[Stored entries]
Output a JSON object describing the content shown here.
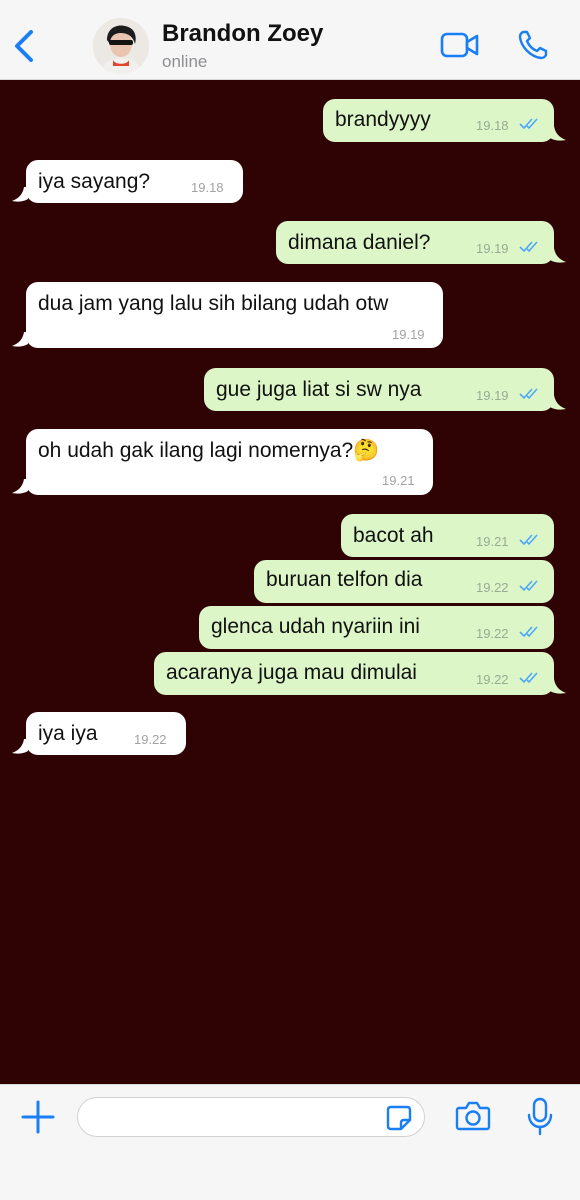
{
  "header": {
    "contact_name": "Brandon Zoey",
    "status": "online",
    "icons": {
      "back": "chevron-left-icon",
      "video": "video-camera-icon",
      "call": "phone-icon"
    }
  },
  "messages": [
    {
      "direction": "outgoing",
      "text": "brandyyyy",
      "time": "19.18",
      "read": true
    },
    {
      "direction": "incoming",
      "text": "iya sayang?",
      "time": "19.18"
    },
    {
      "direction": "outgoing",
      "text": "dimana daniel?",
      "time": "19.19",
      "read": true
    },
    {
      "direction": "incoming",
      "text": "dua jam yang lalu sih bilang udah otw",
      "time": "19.19"
    },
    {
      "direction": "outgoing",
      "text": "gue juga liat si sw nya",
      "time": "19.19",
      "read": true
    },
    {
      "direction": "incoming",
      "text": "oh udah gak ilang lagi nomernya?🤔",
      "time": "19.21"
    },
    {
      "direction": "outgoing",
      "text": "bacot ah",
      "time": "19.21",
      "read": true
    },
    {
      "direction": "outgoing",
      "text": "buruan telfon dia",
      "time": "19.22",
      "read": true
    },
    {
      "direction": "outgoing",
      "text": "glenca udah nyariin ini",
      "time": "19.22",
      "read": true
    },
    {
      "direction": "outgoing",
      "text": "acaranya juga mau dimulai",
      "time": "19.22",
      "read": true
    },
    {
      "direction": "incoming",
      "text": "iya iya",
      "time": "19.22"
    }
  ],
  "composer": {
    "value": "",
    "icons": {
      "add": "plus-icon",
      "sticker": "sticker-icon",
      "camera": "camera-icon",
      "mic": "microphone-icon"
    }
  },
  "colors": {
    "accent": "#1a7ff5",
    "chat_background": "#2f0203",
    "outgoing_bubble": "#dcf6c8",
    "incoming_bubble": "#ffffff",
    "read_ticks": "#4fa8f6"
  }
}
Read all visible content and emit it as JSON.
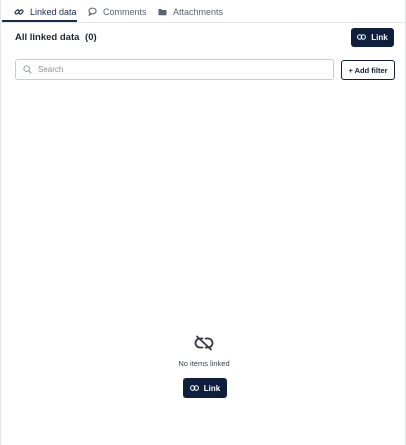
{
  "tabs": [
    {
      "label": "Linked data",
      "icon": "link-icon",
      "active": true
    },
    {
      "label": "Comments",
      "icon": "comment-icon",
      "active": false
    },
    {
      "label": "Attachments",
      "icon": "folder-icon",
      "active": false
    }
  ],
  "header": {
    "title": "All linked data",
    "count": "(0)",
    "link_button_label": "Link"
  },
  "search": {
    "placeholder": "Search",
    "value": ""
  },
  "filter": {
    "add_filter_label": "+ Add filter"
  },
  "empty_state": {
    "icon": "unlink-icon",
    "message": "No items linked",
    "link_button_label": "Link"
  },
  "colors": {
    "primary": "#0f1f3d",
    "tab_active": "#1c2a4a",
    "border": "#c7ccd4"
  }
}
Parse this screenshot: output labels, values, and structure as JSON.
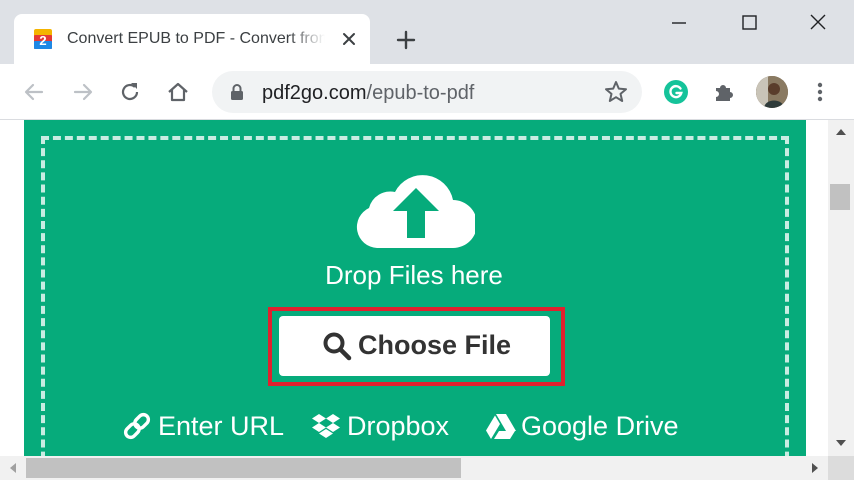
{
  "browser": {
    "tab": {
      "title": "Convert EPUB to PDF - Convert from EPUB to PDF",
      "favicon": "pdf2go-favicon"
    },
    "window_controls": [
      "minimize-icon",
      "maximize-icon",
      "close-icon"
    ],
    "toolbar": {
      "url_host": "pdf2go.com",
      "url_path": "/epub-to-pdf",
      "icons": [
        "back-arrow-icon",
        "forward-arrow-icon",
        "reload-icon",
        "home-icon",
        "lock-icon",
        "star-icon",
        "grammarly-icon",
        "extensions-icon",
        "avatar",
        "kebab-menu-icon"
      ]
    }
  },
  "page": {
    "drop_text": "Drop Files here",
    "choose_file_label": "Choose File",
    "sources": [
      {
        "label": "Enter URL",
        "icon": "link-icon"
      },
      {
        "label": "Dropbox",
        "icon": "dropbox-icon"
      },
      {
        "label": "Google Drive",
        "icon": "google-drive-icon"
      }
    ]
  },
  "colors": {
    "accent_green": "#06ab7b",
    "highlight_red": "#e0212e",
    "grammarly_green": "#15c39a",
    "tab_strip": "#dee1e6"
  }
}
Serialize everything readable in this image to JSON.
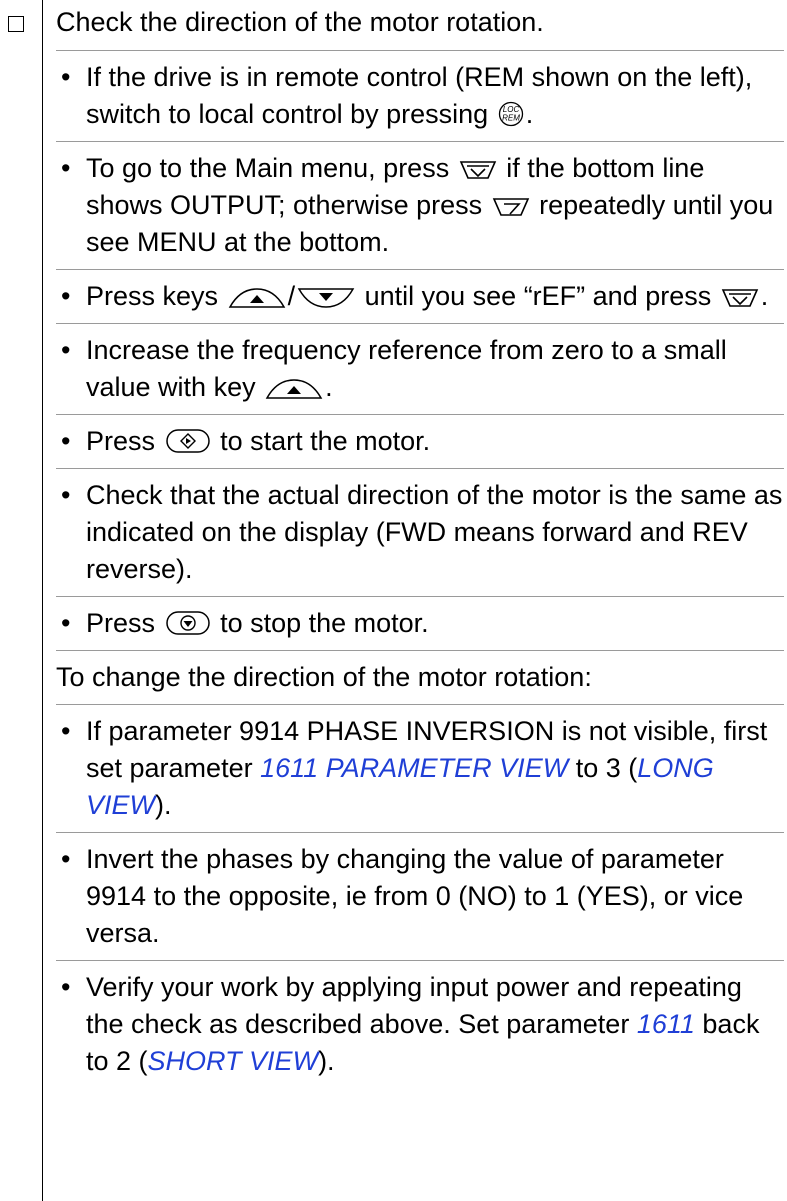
{
  "heading": "Check the direction of the motor rotation.",
  "steps": [
    {
      "t1": "If the drive is in remote control (REM shown on the left), switch to local control by pressing",
      "t2": "."
    },
    {
      "t1": "To go to the Main menu, press",
      "t2": "if the bottom line shows OUTPUT; otherwise press",
      "t3": "repeatedly until you see MENU at the bottom."
    },
    {
      "t1": "Press keys",
      "t2": "/",
      "t3": "until you see “rEF” and press",
      "t4": "."
    },
    {
      "t1": "Increase the frequency reference from zero to a small value with key",
      "t2": "."
    },
    {
      "t1": "Press",
      "t2": "to start the motor."
    },
    {
      "t1": "Check that the actual direction of the motor is the same as indicated on the display (FWD means forward and REV reverse)."
    },
    {
      "t1": "Press",
      "t2": "to stop the motor."
    }
  ],
  "change_heading": "To change the direction of the motor rotation:",
  "change_steps": [
    {
      "t1": "If parameter 9914 PHASE INVERSION is not visible, first set parameter",
      "link1": "1611 PARAMETER VIEW",
      "t2": "to 3 (",
      "link2": "LONG VIEW",
      "t3": ")."
    },
    {
      "t1": "Invert the phases by changing the value of parameter 9914 to the opposite, ie from 0 (NO) to 1 (YES), or vice versa."
    },
    {
      "t1": "Verify your work by applying input power and repeating the check as described above. Set parameter",
      "link1": "1611",
      "t2": "back to 2 (",
      "link2": "SHORT VIEW",
      "t3": ")."
    }
  ],
  "icons": {
    "loc_rem_key": "loc-rem-key-icon",
    "menu_key": "menu-enter-key-icon",
    "exit_key": "exit-key-icon",
    "up_key": "up-arrow-key-icon",
    "down_key": "down-arrow-key-icon",
    "start_key": "start-key-icon",
    "stop_key": "stop-key-icon"
  },
  "colors": {
    "link": "#1f3fd6"
  }
}
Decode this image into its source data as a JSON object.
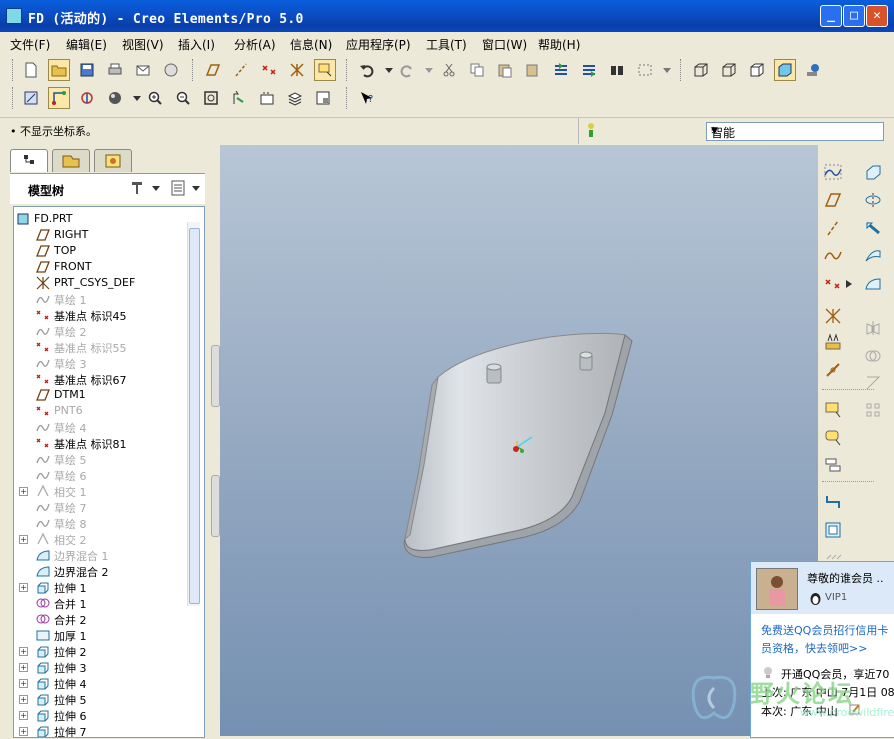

* _Exercise directions_: Without including any picture, repeat the data exactly.

* _Written answer_:
Output a JSON object describing the content shown here.
{
  "header": {
    "contact_name": "Brandon Zoey",
    "status": "online",
    "icons": {
      "back": "chevron-left-icon",
      "video": "video-camera-icon",
      "call": "phone-icon"
    }
  },
  "messages": [
    {
      "direction": "outgoing",
      "text": "brandyyyy",
      "time": "19.18",
      "read": true
    },
    {
      "direction": "incoming",
      "text": "iya sayang?",
      "time": "19.18"
    },
    {
      "direction": "outgoing",
      "text": "dimana daniel?",
      "time": "19.19",
      "read": true
    },
    {
      "direction": "incoming",
      "text": "dua jam yang lalu sih bilang udah otw",
      "time": "19.19"
    },
    {
      "direction": "outgoing",
      "text": "gue juga liat si sw nya",
      "time": "19.19",
      "read": true
    },
    {
      "direction": "incoming",
      "text": "oh udah gak ilang lagi nomernya?🤔",
      "time": "19.21"
    },
    {
      "direction": "outgoing",
      "text": "bacot ah",
      "time": "19.21",
      "read": true
    },
    {
      "direction": "outgoing",
      "text": "buruan telfon dia",
      "time": "19.22",
      "read": true
    },
    {
      "direction": "outgoing",
      "text": "glenca udah nyariin ini",
      "time": "19.22",
      "read": true
    },
    {
      "direction": "outgoing",
      "text": "acaranya juga mau dimulai",
      "time": "19.22",
      "read": true
    },
    {
      "direction": "incoming",
      "text": "iya iya",
      "time": "19.22"
    }
  ],
  "composer": {
    "value": "",
    "icons": {
      "add": "plus-icon",
      "sticker": "sticker-icon",
      "camera": "camera-icon",
      "mic": "microphone-icon"
    }
  },
  "colors": {
    "accent": "#1a7ff5",
    "chat_background": "#2f0203",
    "outgoing_bubble": "#dcf6c8",
    "incoming_bubble": "#ffffff",
    "read_ticks": "#4fa8f6"
  }
}
Read all visible content and emit it as JSON.
{
  "tabs": [
    {
      "label": "Linked data",
      "icon": "link-icon",
      "active": true
    },
    {
      "label": "Comments",
      "icon": "comment-icon",
      "active": false
    },
    {
      "label": "Attachments",
      "icon": "folder-icon",
      "active": false
    }
  ],
  "header": {
    "title": "All linked data",
    "count": "(0)",
    "link_button_label": "Link"
  },
  "search": {
    "placeholder": "Search",
    "value": ""
  },
  "filter": {
    "add_filter_label": "+ Add filter"
  },
  "empty_state": {
    "icon": "unlink-icon",
    "message": "No items linked",
    "link_button_label": "Link"
  },
  "colors": {
    "primary": "#0f1f3d",
    "tab_active": "#1c2a4a",
    "border": "#c7ccd4"
  }
}
Parse this screenshot: output labels, values, and structure as JSON.
{
  "browser": {
    "tab": {
      "title": "Convert EPUB to PDF - Convert from EPUB to PDF",
      "favicon": "pdf2go-favicon"
    },
    "window_controls": [
      "minimize-icon",
      "maximize-icon",
      "close-icon"
    ],
    "toolbar": {
      "url_host": "pdf2go.com",
      "url_path": "/epub-to-pdf",
      "icons": [
        "back-arrow-icon",
        "forward-arrow-icon",
        "reload-icon",
        "home-icon",
        "lock-icon",
        "star-icon",
        "grammarly-icon",
        "extensions-icon",
        "avatar",
        "kebab-menu-icon"
      ]
    }
  },
  "page": {
    "drop_text": "Drop Files here",
    "choose_file_label": "Choose File",
    "sources": [
      {
        "label": "Enter URL",
        "icon": "link-icon"
      },
      {
        "label": "Dropbox",
        "icon": "dropbox-icon"
      },
      {
        "label": "Google Drive",
        "icon": "google-drive-icon"
      }
    ]
  },
  "colors": {
    "accent_green": "#06ab7b",
    "highlight_red": "#e0212e",
    "grammarly_green": "#15c39a",
    "tab_strip": "#dee1e6"
  }
}
Serialize everything readable in this image to JSON.
{
  "heading": "Check the direction of the motor rotation.",
  "steps": [
    {
      "t1": "If the drive is in remote control (REM shown on the left), switch to local control by pressing",
      "t2": "."
    },
    {
      "t1": "To go to the Main menu, press",
      "t2": "if the bottom line shows OUTPUT; otherwise press",
      "t3": "repeatedly until you see MENU at the bottom."
    },
    {
      "t1": "Press keys",
      "t2": "/",
      "t3": "until you see “rEF” and press",
      "t4": "."
    },
    {
      "t1": "Increase the frequency reference from zero to a small value with key",
      "t2": "."
    },
    {
      "t1": "Press",
      "t2": "to start the motor."
    },
    {
      "t1": "Check that the actual direction of the motor is the same as indicated on the display (FWD means forward and REV reverse)."
    },
    {
      "t1": "Press",
      "t2": "to stop the motor."
    }
  ],
  "change_heading": "To change the direction of the motor rotation:",
  "change_steps": [
    {
      "t1": "If parameter 9914 PHASE INVERSION is not visible, first set parameter",
      "link1": "1611 PARAMETER VIEW",
      "t2": "to 3 (",
      "link2": "LONG VIEW",
      "t3": ")."
    },
    {
      "t1": "Invert the phases by changing the value of parameter 9914 to the opposite, ie from 0 (NO) to 1 (YES), or vice versa."
    },
    {
      "t1": "Verify your work by applying input power and repeating the check as described above. Set parameter",
      "link1": "1611",
      "t2": "back to 2 (",
      "link2": "SHORT VIEW",
      "t3": ")."
    }
  ],
  "icons": {
    "loc_rem_key": "loc-rem-key-icon",
    "menu_key": "menu-enter-key-icon",
    "exit_key": "exit-key-icon",
    "up_key": "up-arrow-key-icon",
    "down_key": "down-arrow-key-icon",
    "start_key": "start-key-icon",
    "stop_key": "stop-key-icon"
  },
  "colors": {
    "link": "#1f3fd6"
  }
}
Decode this image into its source data as a JSON object.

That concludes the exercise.